Exercise
Render the material again word for word, skipping the pictures in it.

## Begin Supplied information

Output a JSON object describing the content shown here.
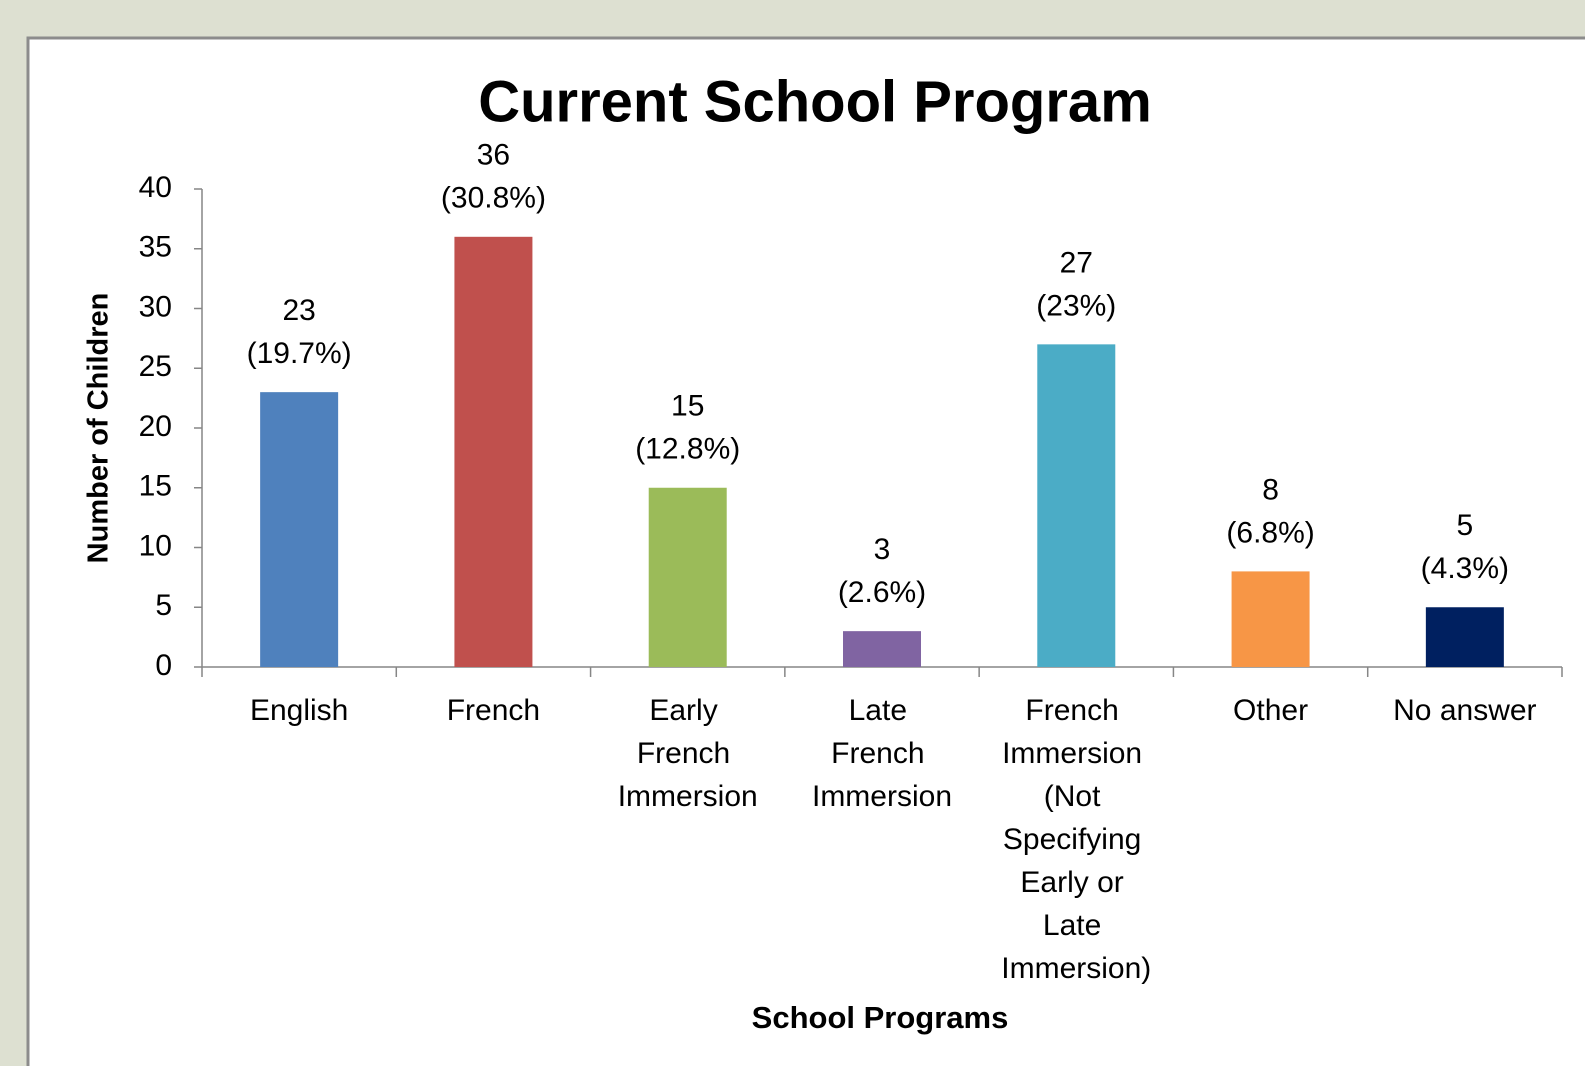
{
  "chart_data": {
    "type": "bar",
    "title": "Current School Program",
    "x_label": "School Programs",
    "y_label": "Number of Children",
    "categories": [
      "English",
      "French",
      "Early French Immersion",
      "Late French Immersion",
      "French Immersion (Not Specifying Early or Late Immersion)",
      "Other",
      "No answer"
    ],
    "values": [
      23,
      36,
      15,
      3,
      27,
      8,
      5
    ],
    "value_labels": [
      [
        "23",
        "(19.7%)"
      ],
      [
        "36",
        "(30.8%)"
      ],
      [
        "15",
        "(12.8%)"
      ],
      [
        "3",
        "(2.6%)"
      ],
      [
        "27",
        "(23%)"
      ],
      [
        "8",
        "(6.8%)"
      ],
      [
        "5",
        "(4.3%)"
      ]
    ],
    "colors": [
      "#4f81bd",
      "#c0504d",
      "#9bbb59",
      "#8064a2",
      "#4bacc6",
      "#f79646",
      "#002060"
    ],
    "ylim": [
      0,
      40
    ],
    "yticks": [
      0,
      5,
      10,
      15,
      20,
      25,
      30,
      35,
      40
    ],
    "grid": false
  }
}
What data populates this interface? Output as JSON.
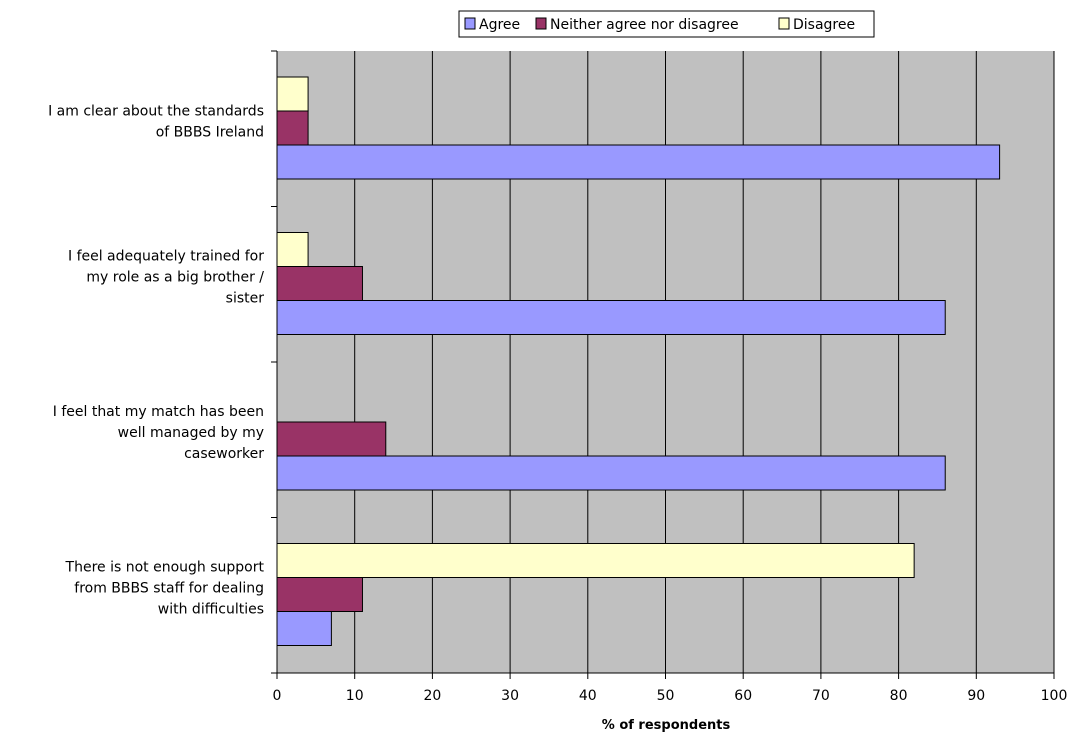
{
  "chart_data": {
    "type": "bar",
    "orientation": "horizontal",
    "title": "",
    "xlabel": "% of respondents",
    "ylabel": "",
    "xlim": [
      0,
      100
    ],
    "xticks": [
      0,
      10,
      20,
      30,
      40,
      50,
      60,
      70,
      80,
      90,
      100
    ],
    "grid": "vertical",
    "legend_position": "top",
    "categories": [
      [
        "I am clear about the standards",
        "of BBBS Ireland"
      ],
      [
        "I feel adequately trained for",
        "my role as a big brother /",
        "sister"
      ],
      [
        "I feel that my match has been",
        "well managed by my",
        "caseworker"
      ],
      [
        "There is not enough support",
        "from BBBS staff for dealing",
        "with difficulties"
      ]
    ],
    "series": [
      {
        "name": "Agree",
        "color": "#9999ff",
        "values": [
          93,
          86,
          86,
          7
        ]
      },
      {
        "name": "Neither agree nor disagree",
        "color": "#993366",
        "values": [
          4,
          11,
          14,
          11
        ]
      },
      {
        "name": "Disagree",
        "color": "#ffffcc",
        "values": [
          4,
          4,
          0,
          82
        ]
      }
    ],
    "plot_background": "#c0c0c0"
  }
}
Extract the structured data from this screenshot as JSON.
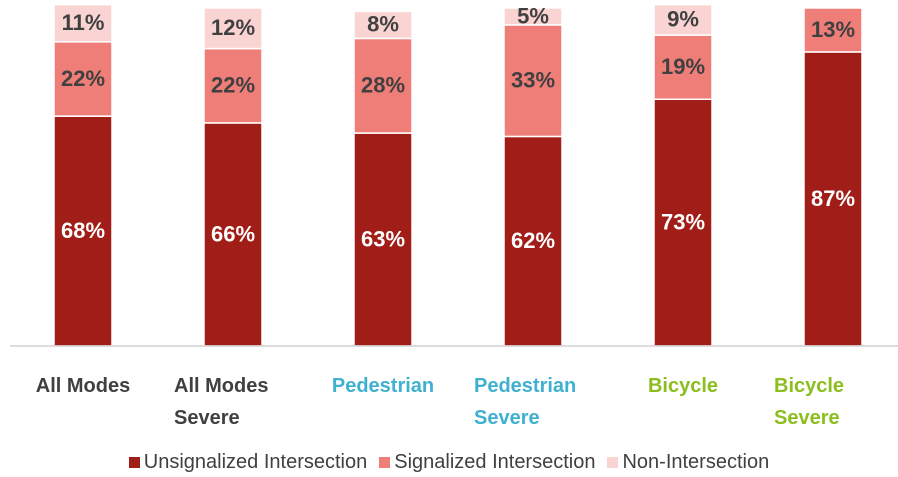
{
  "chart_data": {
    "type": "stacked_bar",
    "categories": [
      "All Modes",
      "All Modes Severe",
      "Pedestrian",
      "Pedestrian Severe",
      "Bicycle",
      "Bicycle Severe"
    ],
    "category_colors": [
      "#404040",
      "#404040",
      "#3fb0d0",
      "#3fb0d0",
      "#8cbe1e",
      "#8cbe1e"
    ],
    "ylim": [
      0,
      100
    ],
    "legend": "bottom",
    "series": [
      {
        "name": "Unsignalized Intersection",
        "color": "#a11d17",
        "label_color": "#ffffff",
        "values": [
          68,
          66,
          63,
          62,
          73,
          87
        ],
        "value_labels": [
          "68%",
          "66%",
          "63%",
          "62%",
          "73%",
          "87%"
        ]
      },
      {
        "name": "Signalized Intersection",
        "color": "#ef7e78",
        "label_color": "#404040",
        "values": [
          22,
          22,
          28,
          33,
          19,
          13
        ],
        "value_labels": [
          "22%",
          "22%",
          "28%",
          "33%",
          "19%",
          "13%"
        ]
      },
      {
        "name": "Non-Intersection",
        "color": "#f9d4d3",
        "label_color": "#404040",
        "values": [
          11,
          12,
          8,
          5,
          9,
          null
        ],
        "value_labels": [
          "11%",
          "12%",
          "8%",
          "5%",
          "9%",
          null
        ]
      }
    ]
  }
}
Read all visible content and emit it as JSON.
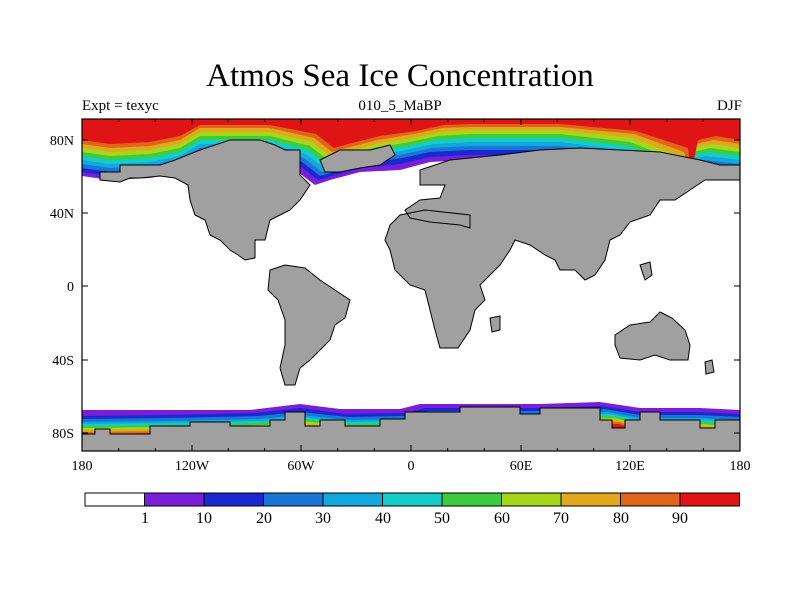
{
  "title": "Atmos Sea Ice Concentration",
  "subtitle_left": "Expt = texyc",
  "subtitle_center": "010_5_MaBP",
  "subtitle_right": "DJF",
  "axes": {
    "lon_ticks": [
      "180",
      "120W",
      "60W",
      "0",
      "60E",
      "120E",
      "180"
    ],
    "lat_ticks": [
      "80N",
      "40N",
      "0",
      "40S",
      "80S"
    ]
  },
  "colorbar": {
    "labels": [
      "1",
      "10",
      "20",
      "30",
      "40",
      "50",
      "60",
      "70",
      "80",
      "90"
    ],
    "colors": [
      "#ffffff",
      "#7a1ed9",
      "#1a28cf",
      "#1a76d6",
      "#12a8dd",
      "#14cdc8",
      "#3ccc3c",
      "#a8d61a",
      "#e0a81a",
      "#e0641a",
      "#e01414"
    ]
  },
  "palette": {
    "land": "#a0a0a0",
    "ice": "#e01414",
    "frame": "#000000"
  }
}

## End Supplied information

Final result
Output a JSON object describing the content shown here.
{
  "chart_data": {
    "type": "bar",
    "title": "Current School Program",
    "x_label": "School Programs",
    "y_label": "Number of Children",
    "categories": [
      "English",
      "French",
      "Early French Immersion",
      "Late French Immersion",
      "French Immersion (Not Specifying Early or Late Immersion)",
      "Other",
      "No answer"
    ],
    "values": [
      23,
      36,
      15,
      3,
      27,
      8,
      5
    ],
    "value_labels": [
      [
        "23",
        "(19.7%)"
      ],
      [
        "36",
        "(30.8%)"
      ],
      [
        "15",
        "(12.8%)"
      ],
      [
        "3",
        "(2.6%)"
      ],
      [
        "27",
        "(23%)"
      ],
      [
        "8",
        "(6.8%)"
      ],
      [
        "5",
        "(4.3%)"
      ]
    ],
    "colors": [
      "#4f81bd",
      "#c0504d",
      "#9bbb59",
      "#8064a2",
      "#4bacc6",
      "#f79646",
      "#002060"
    ],
    "ylim": [
      0,
      40
    ],
    "yticks": [
      0,
      5,
      10,
      15,
      20,
      25,
      30,
      35,
      40
    ],
    "grid": false
  }
}
What data populates this interface? Output as JSON.
{
  "chart_data": {
    "type": "bar",
    "orientation": "horizontal",
    "title": "",
    "xlabel": "% of respondents",
    "ylabel": "",
    "xlim": [
      0,
      100
    ],
    "xticks": [
      0,
      10,
      20,
      30,
      40,
      50,
      60,
      70,
      80,
      90,
      100
    ],
    "grid": "vertical",
    "legend_position": "top",
    "categories": [
      [
        "I am clear about the standards",
        "of BBBS Ireland"
      ],
      [
        "I feel adequately trained for",
        "my role as a big brother /",
        "sister"
      ],
      [
        "I feel that my match has been",
        "well managed by my",
        "caseworker"
      ],
      [
        "There is not enough support",
        "from BBBS staff for dealing",
        "with difficulties"
      ]
    ],
    "series": [
      {
        "name": "Agree",
        "color": "#9999ff",
        "values": [
          93,
          86,
          86,
          7
        ]
      },
      {
        "name": "Neither agree nor disagree",
        "color": "#993366",
        "values": [
          4,
          11,
          14,
          11
        ]
      },
      {
        "name": "Disagree",
        "color": "#ffffcc",
        "values": [
          4,
          4,
          0,
          82
        ]
      }
    ],
    "plot_background": "#c0c0c0"
  }
}
Extract the structured data from this screenshot as JSON.
{
  "chart_data": {
    "type": "stacked_bar",
    "categories": [
      "All Modes",
      "All Modes Severe",
      "Pedestrian",
      "Pedestrian Severe",
      "Bicycle",
      "Bicycle Severe"
    ],
    "category_colors": [
      "#404040",
      "#404040",
      "#3fb0d0",
      "#3fb0d0",
      "#8cbe1e",
      "#8cbe1e"
    ],
    "ylim": [
      0,
      100
    ],
    "legend": "bottom",
    "series": [
      {
        "name": "Unsignalized Intersection",
        "color": "#a11d17",
        "label_color": "#ffffff",
        "values": [
          68,
          66,
          63,
          62,
          73,
          87
        ],
        "value_labels": [
          "68%",
          "66%",
          "63%",
          "62%",
          "73%",
          "87%"
        ]
      },
      {
        "name": "Signalized Intersection",
        "color": "#ef7e78",
        "label_color": "#404040",
        "values": [
          22,
          22,
          28,
          33,
          19,
          13
        ],
        "value_labels": [
          "22%",
          "22%",
          "28%",
          "33%",
          "19%",
          "13%"
        ]
      },
      {
        "name": "Non-Intersection",
        "color": "#f9d4d3",
        "label_color": "#404040",
        "values": [
          11,
          12,
          8,
          5,
          9,
          null
        ],
        "value_labels": [
          "11%",
          "12%",
          "8%",
          "5%",
          "9%",
          null
        ]
      }
    ]
  }
}
Read all visible content and emit it as JSON.
{
  "title": "Atmos Sea Ice Concentration",
  "subtitle_left": "Expt = texyc",
  "subtitle_center": "010_5_MaBP",
  "subtitle_right": "DJF",
  "axes": {
    "lon_ticks": [
      "180",
      "120W",
      "60W",
      "0",
      "60E",
      "120E",
      "180"
    ],
    "lat_ticks": [
      "80N",
      "40N",
      "0",
      "40S",
      "80S"
    ]
  },
  "colorbar": {
    "labels": [
      "1",
      "10",
      "20",
      "30",
      "40",
      "50",
      "60",
      "70",
      "80",
      "90"
    ],
    "colors": [
      "#ffffff",
      "#7a1ed9",
      "#1a28cf",
      "#1a76d6",
      "#12a8dd",
      "#14cdc8",
      "#3ccc3c",
      "#a8d61a",
      "#e0a81a",
      "#e0641a",
      "#e01414"
    ]
  },
  "palette": {
    "land": "#a0a0a0",
    "ice": "#e01414",
    "frame": "#000000"
  }
}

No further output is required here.